Items from a data source:
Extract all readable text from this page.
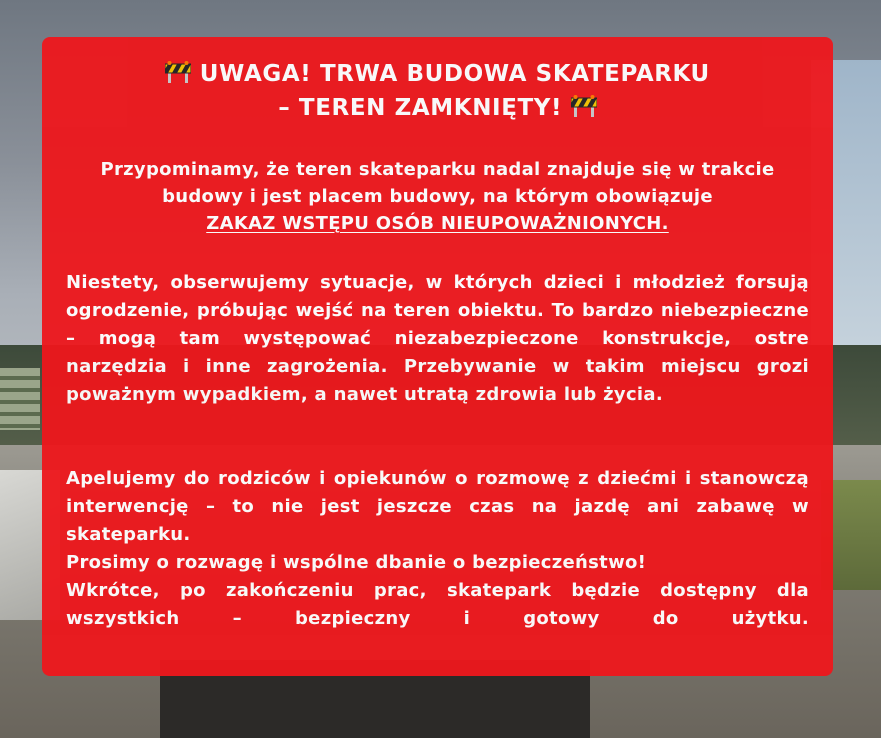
UWAGA! TRWA BUDOWA SKATEPARKU
– TEREN ZAMKNIĘTY!

Przypominamy, że teren skateparku nadal znajduje się w trakcie budowy i jest placem budowy, na którym obowiązuje
ZAKAZ WSTĘPU OSÓB NIEUPOWAŻNIONYCH.

Niestety, obserwujemy sytuacje, w których dzieci i młodzież forsują ogrodzenie, próbując wejść na teren obiektu. To bardzo niebezpieczne – mogą tam występować niezabezpieczone konstrukcje, ostre narzędzia i inne zagrożenia. Przebywanie w takim miejscu grozi poważnym wypadkiem, a nawet utratą zdrowia lub życia.

Apelujemy do rodziców i opiekunów o rozmowę z dziećmi i stanowczą interwencję – to nie jest jeszcze czas na jazdę ani zabawę w skateparku.
Prosimy o rozwagę i wspólne dbanie o bezpieczeństwo!
Wkrótce, po zakończeniu prac, skatepark będzie dostępny dla wszystkich – bezpieczny i gotowy do użytku.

▸ Problem details
Among the lines of the data above, count those holding "jest" and state only the number.

▸ Answer for this exercise
2